## WHAT YOU ARE ASKED TO DO
Find the string "those" in the listing and report every line that has it.

___ RECORDS FOR PROCESSING

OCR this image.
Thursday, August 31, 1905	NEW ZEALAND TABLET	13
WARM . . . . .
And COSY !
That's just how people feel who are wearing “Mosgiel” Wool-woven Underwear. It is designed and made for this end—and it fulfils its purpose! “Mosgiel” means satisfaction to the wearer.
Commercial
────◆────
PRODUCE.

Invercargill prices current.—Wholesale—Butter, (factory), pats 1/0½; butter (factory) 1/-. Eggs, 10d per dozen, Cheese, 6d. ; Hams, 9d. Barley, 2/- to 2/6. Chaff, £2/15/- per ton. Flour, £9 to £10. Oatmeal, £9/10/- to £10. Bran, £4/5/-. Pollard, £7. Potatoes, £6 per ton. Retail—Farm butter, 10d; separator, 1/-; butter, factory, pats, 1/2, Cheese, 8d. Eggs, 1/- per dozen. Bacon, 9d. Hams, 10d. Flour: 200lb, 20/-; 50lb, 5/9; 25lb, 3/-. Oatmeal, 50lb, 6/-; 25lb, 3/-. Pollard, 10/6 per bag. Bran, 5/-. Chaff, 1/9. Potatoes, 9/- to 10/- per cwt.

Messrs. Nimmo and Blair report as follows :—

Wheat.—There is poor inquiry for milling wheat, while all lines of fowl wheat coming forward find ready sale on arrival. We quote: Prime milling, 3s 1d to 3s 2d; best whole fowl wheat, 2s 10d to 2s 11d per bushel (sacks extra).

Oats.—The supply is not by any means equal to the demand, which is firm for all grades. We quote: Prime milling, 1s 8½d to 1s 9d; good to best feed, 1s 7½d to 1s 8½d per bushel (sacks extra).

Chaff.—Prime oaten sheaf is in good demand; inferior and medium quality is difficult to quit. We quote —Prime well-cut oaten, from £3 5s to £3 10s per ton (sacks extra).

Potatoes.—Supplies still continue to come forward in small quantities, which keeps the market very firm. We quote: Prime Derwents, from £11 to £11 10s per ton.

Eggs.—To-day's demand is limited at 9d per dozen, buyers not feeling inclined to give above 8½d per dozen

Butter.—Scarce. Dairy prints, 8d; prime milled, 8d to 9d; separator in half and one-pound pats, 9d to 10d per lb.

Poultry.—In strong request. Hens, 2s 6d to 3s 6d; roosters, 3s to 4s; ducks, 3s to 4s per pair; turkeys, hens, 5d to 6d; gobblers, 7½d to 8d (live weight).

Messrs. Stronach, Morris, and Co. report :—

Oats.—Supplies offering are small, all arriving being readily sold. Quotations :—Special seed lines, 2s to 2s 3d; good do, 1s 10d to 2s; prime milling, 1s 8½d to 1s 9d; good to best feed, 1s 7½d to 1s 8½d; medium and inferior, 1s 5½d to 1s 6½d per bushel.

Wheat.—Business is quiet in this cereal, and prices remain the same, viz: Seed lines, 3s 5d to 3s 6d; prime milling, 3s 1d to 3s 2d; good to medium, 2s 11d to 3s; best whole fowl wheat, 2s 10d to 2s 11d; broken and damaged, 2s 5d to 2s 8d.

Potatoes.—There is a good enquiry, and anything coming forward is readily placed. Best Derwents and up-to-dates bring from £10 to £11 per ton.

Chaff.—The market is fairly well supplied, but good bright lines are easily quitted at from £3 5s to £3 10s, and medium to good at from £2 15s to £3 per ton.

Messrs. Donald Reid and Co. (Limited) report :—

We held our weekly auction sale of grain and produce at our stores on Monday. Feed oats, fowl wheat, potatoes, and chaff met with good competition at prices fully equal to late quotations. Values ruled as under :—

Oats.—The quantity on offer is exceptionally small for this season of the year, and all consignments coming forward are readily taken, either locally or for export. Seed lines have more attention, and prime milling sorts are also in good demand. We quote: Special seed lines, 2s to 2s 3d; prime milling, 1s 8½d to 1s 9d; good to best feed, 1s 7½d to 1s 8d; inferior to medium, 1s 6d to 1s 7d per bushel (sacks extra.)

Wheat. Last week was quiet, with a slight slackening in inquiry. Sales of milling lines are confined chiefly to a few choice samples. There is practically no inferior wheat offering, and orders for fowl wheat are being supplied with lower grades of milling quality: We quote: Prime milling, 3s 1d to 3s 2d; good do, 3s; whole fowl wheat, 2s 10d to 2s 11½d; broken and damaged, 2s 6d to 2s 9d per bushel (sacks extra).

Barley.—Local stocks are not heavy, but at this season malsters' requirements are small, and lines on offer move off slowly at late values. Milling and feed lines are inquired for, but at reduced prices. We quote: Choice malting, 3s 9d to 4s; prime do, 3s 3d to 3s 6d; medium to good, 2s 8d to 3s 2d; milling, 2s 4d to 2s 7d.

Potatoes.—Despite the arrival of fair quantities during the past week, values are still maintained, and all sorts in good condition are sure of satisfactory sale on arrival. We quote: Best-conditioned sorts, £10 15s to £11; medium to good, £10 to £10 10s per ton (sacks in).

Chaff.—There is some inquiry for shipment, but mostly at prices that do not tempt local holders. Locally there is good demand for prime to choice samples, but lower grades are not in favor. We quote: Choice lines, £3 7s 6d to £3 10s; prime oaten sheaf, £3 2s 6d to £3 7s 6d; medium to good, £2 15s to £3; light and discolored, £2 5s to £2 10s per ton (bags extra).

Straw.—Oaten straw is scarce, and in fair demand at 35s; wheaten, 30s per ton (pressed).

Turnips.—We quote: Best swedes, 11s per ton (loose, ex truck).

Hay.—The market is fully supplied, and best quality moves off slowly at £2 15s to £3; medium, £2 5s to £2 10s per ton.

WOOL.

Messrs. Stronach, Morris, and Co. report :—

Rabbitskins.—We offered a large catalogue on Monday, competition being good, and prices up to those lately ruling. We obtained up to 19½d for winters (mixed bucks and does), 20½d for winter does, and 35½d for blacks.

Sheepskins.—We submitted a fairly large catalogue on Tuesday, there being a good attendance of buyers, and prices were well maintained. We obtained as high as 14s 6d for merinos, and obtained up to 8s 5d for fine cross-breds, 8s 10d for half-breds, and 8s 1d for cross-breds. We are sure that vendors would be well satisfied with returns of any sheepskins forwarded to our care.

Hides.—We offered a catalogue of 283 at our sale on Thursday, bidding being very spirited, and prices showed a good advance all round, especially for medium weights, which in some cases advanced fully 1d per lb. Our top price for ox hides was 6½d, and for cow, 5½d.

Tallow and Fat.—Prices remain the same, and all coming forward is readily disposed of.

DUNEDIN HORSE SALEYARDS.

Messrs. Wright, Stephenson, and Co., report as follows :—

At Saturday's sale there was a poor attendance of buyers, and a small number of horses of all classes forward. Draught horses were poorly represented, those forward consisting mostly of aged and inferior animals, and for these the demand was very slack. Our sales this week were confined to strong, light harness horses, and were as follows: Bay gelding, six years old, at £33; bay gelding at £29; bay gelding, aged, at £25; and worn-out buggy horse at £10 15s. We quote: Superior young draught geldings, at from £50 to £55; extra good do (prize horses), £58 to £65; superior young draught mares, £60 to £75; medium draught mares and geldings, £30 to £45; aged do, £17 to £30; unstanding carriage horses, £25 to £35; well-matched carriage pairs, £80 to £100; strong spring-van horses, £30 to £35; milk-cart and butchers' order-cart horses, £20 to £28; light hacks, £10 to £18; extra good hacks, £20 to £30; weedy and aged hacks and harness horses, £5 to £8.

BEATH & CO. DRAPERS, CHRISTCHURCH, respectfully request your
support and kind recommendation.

______

## WORKED ANSWER
Rabbitskins.—We offered a large catalogue on Monday, competition being good, and prices up to those lately ruling. We obtained up to 19½d for winters (mixed bucks and does), 20½d for winter does, and 35½d for blacks.
At Saturday's sale there was a poor attendance of buyers, and a small number of horses of all classes forward. Draught horses were poorly represented, those forward consisting mostly of aged and inferior animals, and for these the demand was very slack. Our sales this week were confined to strong, light harness horses, and were as follows: Bay gelding, six years old, at £33; bay gelding at £29; bay gelding, aged, at £25; and worn-out buggy horse at £10 15s. We quote: Superior young draught geldings, at from £50 to £55; extra good do (prize horses), £58 to £65; superior young draught mares, £60 to £75; medium draught mares and geldings, £30 to £45; aged do, £17 to £30; unstanding carriage horses, £25 to £35; well-matched carriage pairs, £80 to £100; strong spring-van horses, £30 to £35; milk-cart and butchers' order-cart horses, £20 to £28; light hacks, £10 to £18; extra good hacks, £20 to £30; weedy and aged hacks and harness horses, £5 to £8.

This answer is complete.